STATED GOAL: Your task is to copy every line of this material exactly.

EXERCISE DATA:
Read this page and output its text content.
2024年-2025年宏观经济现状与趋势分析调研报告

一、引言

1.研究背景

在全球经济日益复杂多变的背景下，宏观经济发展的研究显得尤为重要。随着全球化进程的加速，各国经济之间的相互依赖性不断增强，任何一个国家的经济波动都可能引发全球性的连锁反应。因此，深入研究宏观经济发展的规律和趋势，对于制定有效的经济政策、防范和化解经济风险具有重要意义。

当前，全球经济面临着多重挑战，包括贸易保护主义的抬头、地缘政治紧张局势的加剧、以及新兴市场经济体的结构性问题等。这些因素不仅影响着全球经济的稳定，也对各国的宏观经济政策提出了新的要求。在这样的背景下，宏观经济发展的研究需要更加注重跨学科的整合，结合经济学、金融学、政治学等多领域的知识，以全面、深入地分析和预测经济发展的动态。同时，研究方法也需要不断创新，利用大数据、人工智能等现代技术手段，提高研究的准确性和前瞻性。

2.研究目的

OUTPUT BELOW:
Read this page and output its text content.
2024年-2025年宏观经济现状与趋势分析调研报告

一、引言

1.研究背景

在全球经济日益复杂多变的背景下，宏观经济发展的研究显得尤为重要。随着全球化进程的加速，各国经济之间的相互依赖性不断增强，任何一个国家的经济波动都可能引发全球性的连锁反应。因此，深入研究宏观经济发展的规律和趋势，对于制定有效的经济政策、防范和化解经济风险具有重要意义。

当前，全球经济面临着多重挑战，包括贸易保护主义的抬头、地缘政治紧张局势的加剧、以及新兴市场经济体的结构性问题等。这些因素不仅影响着全球经济的稳定，也对各国的宏观经济政策提出了新的要求。在这样的背景下，宏观经济发展的研究需要更加注重跨学科的整合，结合经济学、金融学、政治学等多领域的知识，以全面、深入地分析和预测经济发展的动态。同时，研究方法也需要不断创新，利用大数据、人工智能等现代技术手段，提高研究的准确性和前瞻性。

2.研究目的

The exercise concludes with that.